[Extracted material start]

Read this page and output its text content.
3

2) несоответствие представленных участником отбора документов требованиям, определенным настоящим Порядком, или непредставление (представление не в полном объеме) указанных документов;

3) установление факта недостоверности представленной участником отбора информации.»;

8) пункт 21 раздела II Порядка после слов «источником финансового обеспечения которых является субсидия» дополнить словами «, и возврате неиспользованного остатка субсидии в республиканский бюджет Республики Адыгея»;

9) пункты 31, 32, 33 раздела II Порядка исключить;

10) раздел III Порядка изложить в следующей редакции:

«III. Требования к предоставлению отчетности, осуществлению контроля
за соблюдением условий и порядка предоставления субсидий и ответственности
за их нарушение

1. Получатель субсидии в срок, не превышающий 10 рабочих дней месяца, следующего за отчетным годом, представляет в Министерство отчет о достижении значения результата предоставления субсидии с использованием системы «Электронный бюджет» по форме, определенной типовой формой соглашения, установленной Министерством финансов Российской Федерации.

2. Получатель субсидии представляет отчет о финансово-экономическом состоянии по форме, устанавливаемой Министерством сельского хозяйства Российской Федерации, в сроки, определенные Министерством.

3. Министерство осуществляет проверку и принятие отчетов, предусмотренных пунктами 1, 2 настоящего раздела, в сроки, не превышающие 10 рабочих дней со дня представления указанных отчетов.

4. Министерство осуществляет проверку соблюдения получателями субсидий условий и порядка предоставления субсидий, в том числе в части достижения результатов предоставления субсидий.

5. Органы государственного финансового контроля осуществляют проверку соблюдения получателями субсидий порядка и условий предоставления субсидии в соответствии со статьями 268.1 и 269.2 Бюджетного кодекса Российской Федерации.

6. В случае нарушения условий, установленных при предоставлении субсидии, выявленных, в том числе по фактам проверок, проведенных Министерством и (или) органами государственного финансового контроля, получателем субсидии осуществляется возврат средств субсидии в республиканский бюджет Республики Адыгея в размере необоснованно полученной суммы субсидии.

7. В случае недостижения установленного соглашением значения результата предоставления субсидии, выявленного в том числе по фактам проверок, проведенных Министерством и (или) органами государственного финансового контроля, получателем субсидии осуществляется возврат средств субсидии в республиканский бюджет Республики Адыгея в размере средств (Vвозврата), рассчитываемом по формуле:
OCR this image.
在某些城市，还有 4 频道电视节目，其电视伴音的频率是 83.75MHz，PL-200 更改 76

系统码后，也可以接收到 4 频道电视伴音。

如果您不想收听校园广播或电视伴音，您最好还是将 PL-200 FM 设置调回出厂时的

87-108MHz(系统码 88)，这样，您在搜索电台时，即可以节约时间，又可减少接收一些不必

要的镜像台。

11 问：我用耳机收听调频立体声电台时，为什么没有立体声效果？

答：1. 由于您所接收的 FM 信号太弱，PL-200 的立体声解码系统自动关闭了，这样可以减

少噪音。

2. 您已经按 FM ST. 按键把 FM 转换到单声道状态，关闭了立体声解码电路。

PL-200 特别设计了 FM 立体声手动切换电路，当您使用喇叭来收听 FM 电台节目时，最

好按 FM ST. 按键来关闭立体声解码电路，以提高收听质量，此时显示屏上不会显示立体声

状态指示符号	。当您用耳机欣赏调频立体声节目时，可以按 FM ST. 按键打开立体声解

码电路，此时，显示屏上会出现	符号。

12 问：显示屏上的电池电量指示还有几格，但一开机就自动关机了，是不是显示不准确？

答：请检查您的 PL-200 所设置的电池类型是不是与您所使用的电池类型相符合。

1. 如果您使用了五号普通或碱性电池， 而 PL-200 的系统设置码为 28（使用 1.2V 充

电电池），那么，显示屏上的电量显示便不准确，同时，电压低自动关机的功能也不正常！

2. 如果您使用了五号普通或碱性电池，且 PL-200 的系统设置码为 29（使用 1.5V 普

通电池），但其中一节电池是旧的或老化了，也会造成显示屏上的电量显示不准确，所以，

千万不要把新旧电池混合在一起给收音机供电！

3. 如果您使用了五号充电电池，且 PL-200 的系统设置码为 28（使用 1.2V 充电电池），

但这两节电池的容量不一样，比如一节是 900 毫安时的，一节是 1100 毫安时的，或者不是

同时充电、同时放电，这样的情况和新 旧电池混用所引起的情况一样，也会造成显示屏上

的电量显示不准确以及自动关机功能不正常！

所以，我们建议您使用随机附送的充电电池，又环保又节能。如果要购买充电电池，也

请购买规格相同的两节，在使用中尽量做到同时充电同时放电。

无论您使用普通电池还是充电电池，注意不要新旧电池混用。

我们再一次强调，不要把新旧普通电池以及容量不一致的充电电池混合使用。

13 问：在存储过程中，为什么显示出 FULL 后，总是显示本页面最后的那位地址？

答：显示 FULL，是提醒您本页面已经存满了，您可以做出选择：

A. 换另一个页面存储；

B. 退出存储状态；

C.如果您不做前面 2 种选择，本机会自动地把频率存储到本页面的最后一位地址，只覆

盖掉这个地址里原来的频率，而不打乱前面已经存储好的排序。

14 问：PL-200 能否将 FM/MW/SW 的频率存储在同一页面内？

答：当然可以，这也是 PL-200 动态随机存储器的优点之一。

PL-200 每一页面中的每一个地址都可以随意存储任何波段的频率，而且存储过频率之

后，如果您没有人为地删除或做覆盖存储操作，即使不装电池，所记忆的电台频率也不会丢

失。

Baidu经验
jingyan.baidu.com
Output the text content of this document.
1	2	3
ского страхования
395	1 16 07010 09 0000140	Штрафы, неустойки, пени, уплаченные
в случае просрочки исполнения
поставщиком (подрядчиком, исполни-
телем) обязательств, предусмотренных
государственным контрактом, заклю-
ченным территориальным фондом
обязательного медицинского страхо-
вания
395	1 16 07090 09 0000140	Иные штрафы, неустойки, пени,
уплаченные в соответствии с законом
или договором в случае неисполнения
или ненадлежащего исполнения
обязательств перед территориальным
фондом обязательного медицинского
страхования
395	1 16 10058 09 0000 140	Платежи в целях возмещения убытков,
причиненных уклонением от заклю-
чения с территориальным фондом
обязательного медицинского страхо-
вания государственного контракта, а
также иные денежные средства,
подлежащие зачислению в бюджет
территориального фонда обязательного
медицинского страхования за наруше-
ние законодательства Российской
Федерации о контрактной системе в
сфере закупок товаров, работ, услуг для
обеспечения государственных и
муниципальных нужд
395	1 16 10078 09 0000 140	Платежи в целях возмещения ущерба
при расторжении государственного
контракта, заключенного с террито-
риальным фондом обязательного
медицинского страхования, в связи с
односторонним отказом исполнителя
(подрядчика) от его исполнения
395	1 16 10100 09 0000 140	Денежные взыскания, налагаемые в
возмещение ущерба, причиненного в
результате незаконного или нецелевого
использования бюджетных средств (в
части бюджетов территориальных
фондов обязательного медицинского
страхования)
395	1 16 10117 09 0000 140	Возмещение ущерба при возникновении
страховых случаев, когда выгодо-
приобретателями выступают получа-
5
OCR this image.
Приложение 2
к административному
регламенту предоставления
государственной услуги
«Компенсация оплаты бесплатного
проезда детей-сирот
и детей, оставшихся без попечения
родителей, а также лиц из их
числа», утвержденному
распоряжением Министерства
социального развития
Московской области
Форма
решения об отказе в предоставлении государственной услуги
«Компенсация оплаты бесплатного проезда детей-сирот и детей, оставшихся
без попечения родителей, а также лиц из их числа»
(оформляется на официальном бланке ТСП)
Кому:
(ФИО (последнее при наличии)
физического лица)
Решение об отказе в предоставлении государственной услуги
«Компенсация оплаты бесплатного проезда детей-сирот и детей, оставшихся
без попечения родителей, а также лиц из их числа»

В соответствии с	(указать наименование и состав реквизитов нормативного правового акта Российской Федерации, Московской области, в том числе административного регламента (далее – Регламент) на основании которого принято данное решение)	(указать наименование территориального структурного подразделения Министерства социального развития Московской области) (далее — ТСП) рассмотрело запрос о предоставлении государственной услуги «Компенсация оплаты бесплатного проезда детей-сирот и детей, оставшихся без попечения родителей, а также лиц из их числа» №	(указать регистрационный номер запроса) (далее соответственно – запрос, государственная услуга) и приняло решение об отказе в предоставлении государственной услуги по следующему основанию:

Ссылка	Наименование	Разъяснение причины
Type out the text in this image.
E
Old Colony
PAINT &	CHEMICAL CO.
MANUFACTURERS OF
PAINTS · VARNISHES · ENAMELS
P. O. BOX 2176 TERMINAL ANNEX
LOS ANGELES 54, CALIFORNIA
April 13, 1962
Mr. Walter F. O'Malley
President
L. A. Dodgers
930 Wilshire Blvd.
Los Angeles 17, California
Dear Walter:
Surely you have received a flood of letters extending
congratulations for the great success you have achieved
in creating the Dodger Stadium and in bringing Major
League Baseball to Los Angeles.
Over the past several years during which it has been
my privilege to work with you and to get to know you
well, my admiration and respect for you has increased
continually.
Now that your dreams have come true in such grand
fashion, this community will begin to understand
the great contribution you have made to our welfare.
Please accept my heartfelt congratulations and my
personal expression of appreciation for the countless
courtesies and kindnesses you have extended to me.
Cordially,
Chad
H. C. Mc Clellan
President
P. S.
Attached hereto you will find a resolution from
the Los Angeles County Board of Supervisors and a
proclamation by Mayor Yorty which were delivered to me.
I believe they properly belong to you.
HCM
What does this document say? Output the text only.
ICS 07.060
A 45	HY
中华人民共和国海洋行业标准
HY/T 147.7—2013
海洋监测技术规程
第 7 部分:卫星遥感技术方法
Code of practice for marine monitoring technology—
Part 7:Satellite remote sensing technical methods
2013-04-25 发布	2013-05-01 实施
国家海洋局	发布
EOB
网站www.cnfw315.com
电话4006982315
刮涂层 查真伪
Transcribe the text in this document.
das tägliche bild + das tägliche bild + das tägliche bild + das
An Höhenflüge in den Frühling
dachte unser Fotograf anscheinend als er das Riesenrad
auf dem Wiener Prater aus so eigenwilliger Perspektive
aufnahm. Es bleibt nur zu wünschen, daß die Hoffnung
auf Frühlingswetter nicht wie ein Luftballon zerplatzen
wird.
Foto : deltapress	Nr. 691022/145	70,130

[Extracted material end]

- Problem description:
Copy exactly, and only, the lines from the one containing "Type out the text in this image." through the last line of the listing.

- Solution to the problem:
Type out the text in this image.
E
Old Colony
PAINT &	CHEMICAL CO.
MANUFACTURERS OF
PAINTS · VARNISHES · ENAMELS
P. O. BOX 2176 TERMINAL ANNEX
LOS ANGELES 54, CALIFORNIA
April 13, 1962
Mr. Walter F. O'Malley
President
L. A. Dodgers
930 Wilshire Blvd.
Los Angeles 17, California
Dear Walter:
Surely you have received a flood of letters extending
congratulations for the great success you have achieved
in creating the Dodger Stadium and in bringing Major
League Baseball to Los Angeles.
Over the past several years during which it has been
my privilege to work with you and to get to know you
well, my admiration and respect for you has increased
continually.
Now that your dreams have come true in such grand
fashion, this community will begin to understand
the great contribution you have made to our welfare.
Please accept my heartfelt congratulations and my
personal expression of appreciation for the countless
courtesies and kindnesses you have extended to me.
Cordially,
Chad
H. C. Mc Clellan
President
P. S.
Attached hereto you will find a resolution from
the Los Angeles County Board of Supervisors and a
proclamation by Mayor Yorty which were delivered to me.
I believe they properly belong to you.
HCM
What does this document say? Output the text only.
ICS 07.060
A 45	HY
中华人民共和国海洋行业标准
HY/T 147.7—2013
海洋监测技术规程
第 7 部分:卫星遥感技术方法
Code of practice for marine monitoring technology—
Part 7:Satellite remote sensing technical methods
2013-04-25 发布	2013-05-01 实施
国家海洋局	发布
EOB
网站www.cnfw315.com
电话4006982315
刮涂层 查真伪
Transcribe the text in this document.
das tägliche bild + das tägliche bild + das tägliche bild + das
An Höhenflüge in den Frühling
dachte unser Fotograf anscheinend als er das Riesenrad
auf dem Wiener Prater aus so eigenwilliger Perspektive
aufnahm. Es bleibt nur zu wünschen, daß die Hoffnung
auf Frühlingswetter nicht wie ein Luftballon zerplatzen
wird.
Foto : deltapress	Nr. 691022/145	70,130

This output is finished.